▸ **Exercise description**: Pull each line holding the word "Shift" from the data.

[Data excerpts]
* * * * * * *
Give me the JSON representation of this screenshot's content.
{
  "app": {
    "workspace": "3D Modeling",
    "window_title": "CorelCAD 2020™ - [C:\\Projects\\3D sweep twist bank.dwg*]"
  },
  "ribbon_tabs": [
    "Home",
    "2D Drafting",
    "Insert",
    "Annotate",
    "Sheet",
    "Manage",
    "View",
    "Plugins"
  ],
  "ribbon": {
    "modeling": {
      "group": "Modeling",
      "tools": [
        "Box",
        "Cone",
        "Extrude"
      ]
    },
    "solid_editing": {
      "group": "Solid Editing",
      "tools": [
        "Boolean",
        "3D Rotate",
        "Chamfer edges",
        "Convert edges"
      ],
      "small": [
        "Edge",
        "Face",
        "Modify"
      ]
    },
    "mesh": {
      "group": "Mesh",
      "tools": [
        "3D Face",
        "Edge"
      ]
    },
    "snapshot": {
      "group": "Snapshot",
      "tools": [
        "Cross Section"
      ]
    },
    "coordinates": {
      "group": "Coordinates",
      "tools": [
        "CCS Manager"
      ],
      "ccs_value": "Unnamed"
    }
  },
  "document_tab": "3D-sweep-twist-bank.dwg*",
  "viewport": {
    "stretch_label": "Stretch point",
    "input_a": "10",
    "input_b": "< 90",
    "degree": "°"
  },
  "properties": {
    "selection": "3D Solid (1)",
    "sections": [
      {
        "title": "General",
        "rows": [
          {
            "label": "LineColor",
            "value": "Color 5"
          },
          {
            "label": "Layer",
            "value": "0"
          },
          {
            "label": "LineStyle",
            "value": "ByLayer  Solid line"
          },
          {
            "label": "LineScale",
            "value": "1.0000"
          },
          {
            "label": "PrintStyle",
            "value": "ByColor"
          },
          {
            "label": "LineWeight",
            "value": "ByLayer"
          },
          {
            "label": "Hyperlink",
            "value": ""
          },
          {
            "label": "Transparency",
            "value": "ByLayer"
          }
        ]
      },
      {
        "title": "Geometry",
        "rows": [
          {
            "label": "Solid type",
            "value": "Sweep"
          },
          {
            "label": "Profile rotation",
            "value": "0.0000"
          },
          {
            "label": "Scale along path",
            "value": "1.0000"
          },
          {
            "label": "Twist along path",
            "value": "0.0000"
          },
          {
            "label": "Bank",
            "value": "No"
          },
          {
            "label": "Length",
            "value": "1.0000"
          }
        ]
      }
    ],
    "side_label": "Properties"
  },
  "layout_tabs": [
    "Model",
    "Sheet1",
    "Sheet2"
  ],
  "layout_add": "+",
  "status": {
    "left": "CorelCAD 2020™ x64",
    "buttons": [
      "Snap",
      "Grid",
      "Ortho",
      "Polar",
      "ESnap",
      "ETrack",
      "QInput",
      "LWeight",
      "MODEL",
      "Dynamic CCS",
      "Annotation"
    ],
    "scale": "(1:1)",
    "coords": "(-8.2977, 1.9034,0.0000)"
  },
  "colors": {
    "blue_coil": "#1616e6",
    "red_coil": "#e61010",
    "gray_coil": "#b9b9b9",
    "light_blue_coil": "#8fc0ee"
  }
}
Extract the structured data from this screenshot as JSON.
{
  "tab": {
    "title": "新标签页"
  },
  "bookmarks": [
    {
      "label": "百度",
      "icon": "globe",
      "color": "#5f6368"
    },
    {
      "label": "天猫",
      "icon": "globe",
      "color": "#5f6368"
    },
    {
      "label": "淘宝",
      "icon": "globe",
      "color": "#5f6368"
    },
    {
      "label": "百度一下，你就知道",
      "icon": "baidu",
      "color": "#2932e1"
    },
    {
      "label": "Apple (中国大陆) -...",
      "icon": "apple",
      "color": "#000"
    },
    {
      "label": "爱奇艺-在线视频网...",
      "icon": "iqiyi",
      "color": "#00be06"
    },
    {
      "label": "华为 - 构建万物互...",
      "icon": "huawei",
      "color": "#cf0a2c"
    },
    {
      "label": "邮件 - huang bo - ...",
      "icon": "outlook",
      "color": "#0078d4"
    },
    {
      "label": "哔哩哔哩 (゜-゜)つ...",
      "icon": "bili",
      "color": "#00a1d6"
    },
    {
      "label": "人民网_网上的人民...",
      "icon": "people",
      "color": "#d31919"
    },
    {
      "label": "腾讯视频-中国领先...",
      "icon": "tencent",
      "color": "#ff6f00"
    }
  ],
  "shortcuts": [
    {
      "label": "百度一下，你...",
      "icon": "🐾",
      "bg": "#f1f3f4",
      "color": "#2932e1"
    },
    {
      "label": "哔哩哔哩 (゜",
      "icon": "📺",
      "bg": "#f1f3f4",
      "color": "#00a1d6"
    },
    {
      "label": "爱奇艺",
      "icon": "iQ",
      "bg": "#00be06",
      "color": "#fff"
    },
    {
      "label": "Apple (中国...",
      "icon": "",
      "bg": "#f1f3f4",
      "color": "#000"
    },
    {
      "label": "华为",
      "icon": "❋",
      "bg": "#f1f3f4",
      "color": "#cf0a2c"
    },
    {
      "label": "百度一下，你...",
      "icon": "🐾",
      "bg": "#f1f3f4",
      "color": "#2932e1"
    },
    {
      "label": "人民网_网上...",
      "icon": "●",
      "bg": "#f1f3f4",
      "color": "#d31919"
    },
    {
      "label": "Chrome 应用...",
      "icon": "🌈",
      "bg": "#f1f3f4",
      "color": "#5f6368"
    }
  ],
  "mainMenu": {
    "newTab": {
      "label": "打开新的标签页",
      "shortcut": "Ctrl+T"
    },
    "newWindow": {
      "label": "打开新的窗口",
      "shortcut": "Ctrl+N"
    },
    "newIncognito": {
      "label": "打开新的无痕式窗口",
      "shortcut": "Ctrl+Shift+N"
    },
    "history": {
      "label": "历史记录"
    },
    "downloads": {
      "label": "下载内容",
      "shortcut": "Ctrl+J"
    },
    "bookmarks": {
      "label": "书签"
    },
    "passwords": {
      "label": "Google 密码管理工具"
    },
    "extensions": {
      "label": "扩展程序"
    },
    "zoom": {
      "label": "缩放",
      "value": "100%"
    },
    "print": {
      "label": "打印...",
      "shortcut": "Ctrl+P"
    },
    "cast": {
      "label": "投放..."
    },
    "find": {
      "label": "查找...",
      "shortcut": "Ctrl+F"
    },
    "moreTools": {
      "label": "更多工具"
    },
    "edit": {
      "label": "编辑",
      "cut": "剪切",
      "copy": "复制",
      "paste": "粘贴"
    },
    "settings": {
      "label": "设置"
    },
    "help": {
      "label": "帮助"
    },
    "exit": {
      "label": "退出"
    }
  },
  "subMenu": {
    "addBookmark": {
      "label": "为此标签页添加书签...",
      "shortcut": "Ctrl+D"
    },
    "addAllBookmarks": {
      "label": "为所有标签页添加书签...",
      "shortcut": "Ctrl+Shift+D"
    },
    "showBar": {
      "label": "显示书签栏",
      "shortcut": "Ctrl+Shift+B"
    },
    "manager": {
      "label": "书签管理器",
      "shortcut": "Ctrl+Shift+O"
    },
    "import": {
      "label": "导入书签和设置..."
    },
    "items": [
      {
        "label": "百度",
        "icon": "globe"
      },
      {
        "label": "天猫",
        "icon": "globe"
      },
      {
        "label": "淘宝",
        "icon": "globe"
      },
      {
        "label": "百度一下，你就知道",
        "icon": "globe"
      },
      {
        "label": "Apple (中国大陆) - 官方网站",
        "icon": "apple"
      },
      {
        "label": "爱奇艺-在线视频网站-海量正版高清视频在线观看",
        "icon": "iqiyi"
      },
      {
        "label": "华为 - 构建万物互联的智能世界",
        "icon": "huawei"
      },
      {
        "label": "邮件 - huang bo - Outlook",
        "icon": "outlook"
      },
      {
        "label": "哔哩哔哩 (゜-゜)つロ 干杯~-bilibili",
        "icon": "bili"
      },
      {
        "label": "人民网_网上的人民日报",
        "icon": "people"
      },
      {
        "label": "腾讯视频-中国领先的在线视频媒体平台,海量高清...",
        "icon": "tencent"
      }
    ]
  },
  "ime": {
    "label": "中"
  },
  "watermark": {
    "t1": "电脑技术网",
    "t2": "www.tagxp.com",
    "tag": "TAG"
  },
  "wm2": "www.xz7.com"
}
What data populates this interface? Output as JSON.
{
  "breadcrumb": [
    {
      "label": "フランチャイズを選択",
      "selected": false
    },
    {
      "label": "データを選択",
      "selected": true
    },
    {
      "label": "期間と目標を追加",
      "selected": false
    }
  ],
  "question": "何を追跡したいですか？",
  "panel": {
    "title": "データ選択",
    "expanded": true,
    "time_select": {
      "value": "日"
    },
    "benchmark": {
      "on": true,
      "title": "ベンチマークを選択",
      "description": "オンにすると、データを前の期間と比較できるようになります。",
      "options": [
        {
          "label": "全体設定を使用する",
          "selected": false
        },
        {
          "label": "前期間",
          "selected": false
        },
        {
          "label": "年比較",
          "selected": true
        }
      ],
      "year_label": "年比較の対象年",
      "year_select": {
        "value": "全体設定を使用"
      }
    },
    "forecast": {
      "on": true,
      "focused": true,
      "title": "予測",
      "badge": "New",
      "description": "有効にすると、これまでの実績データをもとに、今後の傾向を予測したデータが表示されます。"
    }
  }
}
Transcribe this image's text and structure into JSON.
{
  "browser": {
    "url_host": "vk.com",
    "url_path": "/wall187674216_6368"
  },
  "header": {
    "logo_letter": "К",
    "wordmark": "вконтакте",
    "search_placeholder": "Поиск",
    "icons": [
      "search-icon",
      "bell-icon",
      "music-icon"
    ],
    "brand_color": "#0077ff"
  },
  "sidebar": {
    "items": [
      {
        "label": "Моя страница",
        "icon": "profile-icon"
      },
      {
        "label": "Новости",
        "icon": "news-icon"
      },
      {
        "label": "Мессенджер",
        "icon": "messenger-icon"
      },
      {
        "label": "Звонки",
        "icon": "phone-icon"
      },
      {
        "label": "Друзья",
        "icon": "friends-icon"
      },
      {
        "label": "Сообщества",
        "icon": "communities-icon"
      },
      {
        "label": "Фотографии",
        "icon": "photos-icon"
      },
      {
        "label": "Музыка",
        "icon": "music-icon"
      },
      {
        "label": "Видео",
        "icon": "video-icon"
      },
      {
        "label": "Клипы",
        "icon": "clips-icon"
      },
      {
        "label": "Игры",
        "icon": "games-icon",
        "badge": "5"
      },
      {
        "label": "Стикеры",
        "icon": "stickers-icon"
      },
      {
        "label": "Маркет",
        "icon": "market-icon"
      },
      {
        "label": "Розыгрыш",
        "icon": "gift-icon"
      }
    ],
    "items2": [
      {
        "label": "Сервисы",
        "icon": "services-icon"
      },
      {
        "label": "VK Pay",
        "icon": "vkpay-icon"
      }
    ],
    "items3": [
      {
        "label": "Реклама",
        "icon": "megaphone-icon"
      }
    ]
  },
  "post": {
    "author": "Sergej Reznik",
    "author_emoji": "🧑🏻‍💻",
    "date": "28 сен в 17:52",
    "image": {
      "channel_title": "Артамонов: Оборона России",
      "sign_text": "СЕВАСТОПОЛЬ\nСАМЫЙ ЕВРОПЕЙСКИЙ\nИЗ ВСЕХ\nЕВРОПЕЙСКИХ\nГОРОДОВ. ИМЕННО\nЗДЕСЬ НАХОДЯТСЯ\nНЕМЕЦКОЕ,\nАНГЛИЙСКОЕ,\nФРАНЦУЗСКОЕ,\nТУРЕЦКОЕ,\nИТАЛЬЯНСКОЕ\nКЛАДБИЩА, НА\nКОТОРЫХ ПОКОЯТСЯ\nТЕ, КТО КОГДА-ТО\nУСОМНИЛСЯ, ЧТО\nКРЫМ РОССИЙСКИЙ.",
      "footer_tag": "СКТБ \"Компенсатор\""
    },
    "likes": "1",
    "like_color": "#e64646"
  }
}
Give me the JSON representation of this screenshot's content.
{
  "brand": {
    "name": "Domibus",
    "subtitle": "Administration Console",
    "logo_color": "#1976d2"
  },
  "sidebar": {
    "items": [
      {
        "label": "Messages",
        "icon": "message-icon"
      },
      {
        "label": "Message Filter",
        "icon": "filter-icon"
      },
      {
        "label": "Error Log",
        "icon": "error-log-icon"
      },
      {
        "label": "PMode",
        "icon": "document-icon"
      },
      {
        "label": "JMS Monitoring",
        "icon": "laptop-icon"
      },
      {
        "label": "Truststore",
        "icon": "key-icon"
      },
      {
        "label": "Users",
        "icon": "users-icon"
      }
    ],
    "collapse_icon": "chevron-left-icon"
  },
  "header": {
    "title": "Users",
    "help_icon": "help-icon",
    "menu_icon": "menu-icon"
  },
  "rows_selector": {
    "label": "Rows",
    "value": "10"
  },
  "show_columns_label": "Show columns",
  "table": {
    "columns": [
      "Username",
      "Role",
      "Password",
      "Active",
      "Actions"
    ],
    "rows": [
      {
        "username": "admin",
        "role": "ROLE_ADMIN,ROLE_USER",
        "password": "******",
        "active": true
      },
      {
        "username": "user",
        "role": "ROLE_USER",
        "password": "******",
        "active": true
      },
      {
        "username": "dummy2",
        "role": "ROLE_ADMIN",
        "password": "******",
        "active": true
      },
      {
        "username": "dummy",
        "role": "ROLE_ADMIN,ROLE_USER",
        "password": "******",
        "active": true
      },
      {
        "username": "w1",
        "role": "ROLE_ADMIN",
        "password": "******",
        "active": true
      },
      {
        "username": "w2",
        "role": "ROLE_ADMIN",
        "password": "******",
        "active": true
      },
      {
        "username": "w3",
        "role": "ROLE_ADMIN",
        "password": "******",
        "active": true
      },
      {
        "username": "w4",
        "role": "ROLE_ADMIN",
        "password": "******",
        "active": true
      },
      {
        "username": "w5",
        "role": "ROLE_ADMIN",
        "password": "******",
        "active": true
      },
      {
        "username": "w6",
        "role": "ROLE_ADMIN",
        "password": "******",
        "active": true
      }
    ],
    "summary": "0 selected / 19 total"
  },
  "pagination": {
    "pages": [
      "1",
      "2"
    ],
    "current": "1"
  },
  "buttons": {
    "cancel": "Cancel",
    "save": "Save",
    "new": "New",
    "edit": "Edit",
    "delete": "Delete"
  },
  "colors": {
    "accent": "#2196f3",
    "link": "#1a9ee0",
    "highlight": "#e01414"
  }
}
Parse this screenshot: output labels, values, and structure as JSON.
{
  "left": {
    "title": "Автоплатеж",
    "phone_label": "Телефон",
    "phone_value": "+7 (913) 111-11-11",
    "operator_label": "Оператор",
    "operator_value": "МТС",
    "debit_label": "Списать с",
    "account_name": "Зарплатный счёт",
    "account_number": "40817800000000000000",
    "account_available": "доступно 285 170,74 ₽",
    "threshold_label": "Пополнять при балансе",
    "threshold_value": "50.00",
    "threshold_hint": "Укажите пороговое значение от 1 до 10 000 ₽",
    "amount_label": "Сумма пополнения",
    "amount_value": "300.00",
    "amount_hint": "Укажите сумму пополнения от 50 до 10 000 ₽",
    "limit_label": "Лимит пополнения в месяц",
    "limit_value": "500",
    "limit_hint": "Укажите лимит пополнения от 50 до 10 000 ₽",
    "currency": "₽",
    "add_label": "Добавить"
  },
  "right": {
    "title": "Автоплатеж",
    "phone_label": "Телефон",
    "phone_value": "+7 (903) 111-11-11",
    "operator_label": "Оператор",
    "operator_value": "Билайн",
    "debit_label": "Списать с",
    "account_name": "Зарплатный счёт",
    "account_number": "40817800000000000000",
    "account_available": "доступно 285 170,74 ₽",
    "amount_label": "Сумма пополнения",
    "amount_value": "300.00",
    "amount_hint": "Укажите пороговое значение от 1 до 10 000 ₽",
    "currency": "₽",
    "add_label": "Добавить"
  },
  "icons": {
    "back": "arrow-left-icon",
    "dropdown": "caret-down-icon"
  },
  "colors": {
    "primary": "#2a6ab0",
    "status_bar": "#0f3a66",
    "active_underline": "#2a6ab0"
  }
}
* * * * * * *
▸ **Final result**:
      "shortcut": "Ctrl+Shift+N"
      "shortcut": "Ctrl+Shift+D"
      "shortcut": "Ctrl+Shift+B"
      "shortcut": "Ctrl+Shift+O"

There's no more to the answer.